┏━━

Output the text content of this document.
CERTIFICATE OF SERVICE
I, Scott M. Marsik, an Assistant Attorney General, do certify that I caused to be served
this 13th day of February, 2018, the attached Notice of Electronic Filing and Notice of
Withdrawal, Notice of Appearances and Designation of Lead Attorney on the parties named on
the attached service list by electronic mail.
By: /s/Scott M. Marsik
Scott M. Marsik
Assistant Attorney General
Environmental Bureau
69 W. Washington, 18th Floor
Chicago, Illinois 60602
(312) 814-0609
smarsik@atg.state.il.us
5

┗━━

§ **Task description**: Return the entries above exactly, each one complete.

§ **In response**:
Output the text content of this document.
CERTIFICATE OF SERVICE
I, Scott M. Marsik, an Assistant Attorney General, do certify that I caused to be served
this 13th day of February, 2018, the attached Notice of Electronic Filing and Notice of
Withdrawal, Notice of Appearances and Designation of Lead Attorney on the parties named on
the attached service list by electronic mail.
By: /s/Scott M. Marsik
Scott M. Marsik
Assistant Attorney General
Environmental Bureau
69 W. Washington, 18th Floor
Chicago, Illinois 60602
(312) 814-0609
smarsik@atg.state.il.us
5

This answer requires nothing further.